> _GIVEN RECORDS_:
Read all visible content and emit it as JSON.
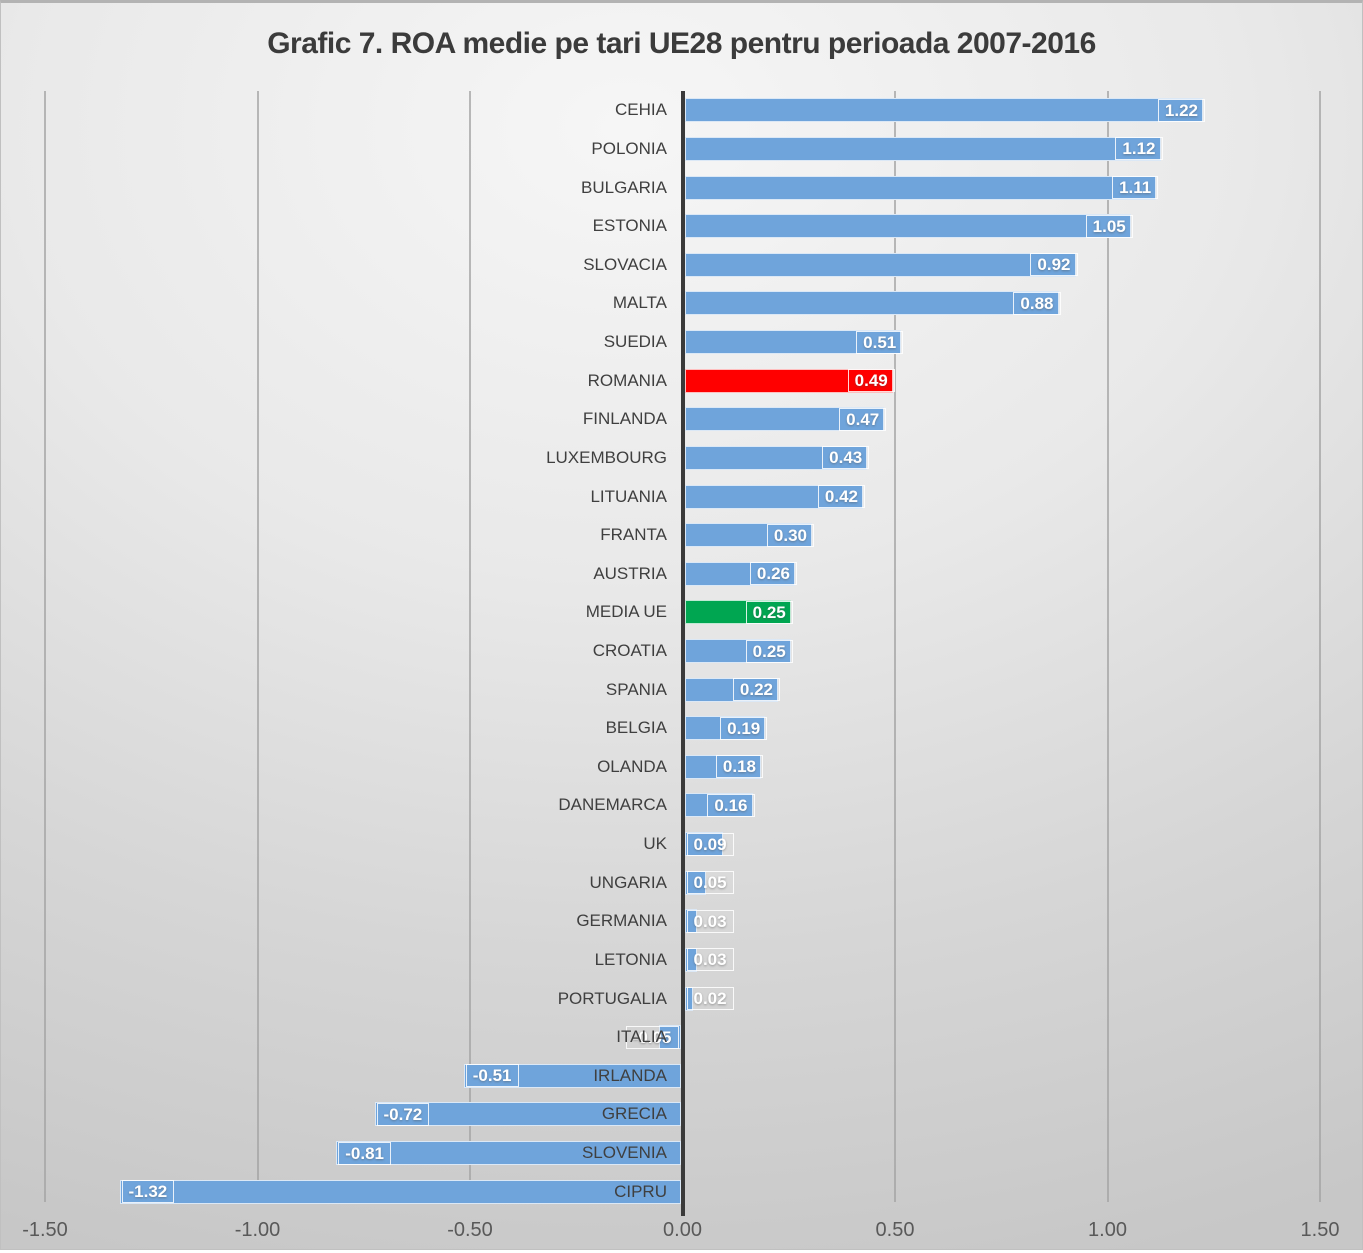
{
  "chart_data": {
    "type": "bar",
    "orientation": "horizontal",
    "title": "Grafic 7. ROA medie pe tari UE28 pentru perioada 2007-2016",
    "categories": [
      "CEHIA",
      "POLONIA",
      "BULGARIA",
      "ESTONIA",
      "SLOVACIA",
      "MALTA",
      "SUEDIA",
      "ROMANIA",
      "FINLANDA",
      "LUXEMBOURG",
      "LITUANIA",
      "FRANTA",
      "AUSTRIA",
      "MEDIA UE",
      "CROATIA",
      "SPANIA",
      "BELGIA",
      "OLANDA",
      "DANEMARCA",
      "UK",
      "UNGARIA",
      "GERMANIA",
      "LETONIA",
      "PORTUGALIA",
      "ITALIA",
      "IRLANDA",
      "GRECIA",
      "SLOVENIA",
      "CIPRU"
    ],
    "values": [
      1.22,
      1.12,
      1.11,
      1.05,
      0.92,
      0.88,
      0.51,
      0.49,
      0.47,
      0.43,
      0.42,
      0.3,
      0.26,
      0.25,
      0.25,
      0.22,
      0.19,
      0.18,
      0.16,
      0.09,
      0.05,
      0.03,
      0.03,
      0.02,
      -0.05,
      -0.51,
      -0.72,
      -0.81,
      -1.32
    ],
    "value_labels": [
      "1.22",
      "1.12",
      "1.11",
      "1.05",
      "0.92",
      "0.88",
      "0.51",
      "0.49",
      "0.47",
      "0.43",
      "0.42",
      "0.30",
      "0.26",
      "0.25",
      "0.25",
      "0.22",
      "0.19",
      "0.18",
      "0.16",
      "0.09",
      "0.05",
      "0.03",
      "0.03",
      "0.02",
      "-0.05",
      "-0.51",
      "-0.72",
      "-0.81",
      "-1.32"
    ],
    "bar_color": "#6FA4DB",
    "highlight_colors": {
      "ROMANIA": "#FF0000",
      "MEDIA UE": "#00A651"
    },
    "xlim": [
      -1.5,
      1.5
    ],
    "x_ticks": [
      -1.5,
      -1.0,
      -0.5,
      0.0,
      0.5,
      1.0,
      1.5
    ],
    "x_tick_labels": [
      "-1.50",
      "-1.00",
      "-0.50",
      "0.00",
      "0.50",
      "1.00",
      "1.50"
    ],
    "grid": true,
    "legend": false,
    "value_label_color": "#FFFFFF",
    "category_label_color": "#3F3F3F",
    "axis_color": "#3A3A3A",
    "gridline_color": "#A3A3A3"
  }
}
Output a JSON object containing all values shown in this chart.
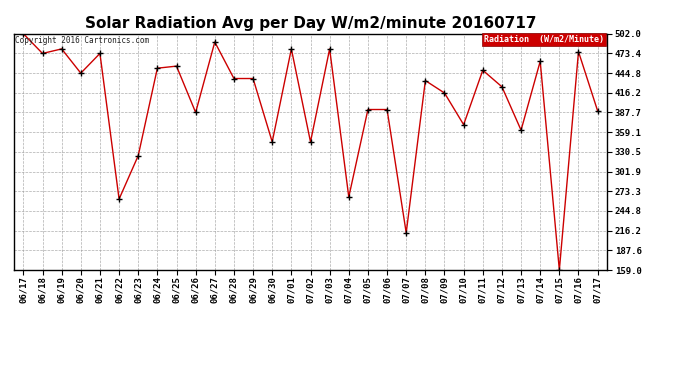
{
  "title": "Solar Radiation Avg per Day W/m2/minute 20160717",
  "copyright": "Copyright 2016 Cartronics.com",
  "legend_label": "Radiation  (W/m2/Minute)",
  "dates": [
    "06/17",
    "06/18",
    "06/19",
    "06/20",
    "06/21",
    "06/22",
    "06/23",
    "06/24",
    "06/25",
    "06/26",
    "06/27",
    "06/28",
    "06/29",
    "06/30",
    "07/01",
    "07/02",
    "07/03",
    "07/04",
    "07/05",
    "07/06",
    "07/07",
    "07/08",
    "07/09",
    "07/10",
    "07/11",
    "07/12",
    "07/13",
    "07/14",
    "07/15",
    "07/16",
    "07/17"
  ],
  "values": [
    502.0,
    473.4,
    480.0,
    444.8,
    473.4,
    262.0,
    325.0,
    452.0,
    455.0,
    387.7,
    490.0,
    437.0,
    437.0,
    345.0,
    480.0,
    345.0,
    480.0,
    265.0,
    392.0,
    392.0,
    213.0,
    434.0,
    416.0,
    370.0,
    449.0,
    425.0,
    362.0,
    462.0,
    159.0,
    476.0,
    390.0
  ],
  "ylim_min": 159.0,
  "ylim_max": 502.0,
  "yticks": [
    159.0,
    187.6,
    216.2,
    244.8,
    273.3,
    301.9,
    330.5,
    359.1,
    387.7,
    416.2,
    444.8,
    473.4,
    502.0
  ],
  "line_color": "#cc0000",
  "marker_color": "#000000",
  "bg_color": "#ffffff",
  "plot_bg_color": "#ffffff",
  "grid_color": "#999999",
  "title_fontsize": 11,
  "tick_fontsize": 6.5,
  "legend_bg": "#cc0000",
  "legend_text_color": "#ffffff",
  "border_color": "#000000"
}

> _BRIEF_:
Search the records for the word "JSON" and copy every line where it occurs.

> _OUTPUT OF THE TASK_:
Read all visible content and emit it as JSON.
Output a JSON object containing all values shown in this chart.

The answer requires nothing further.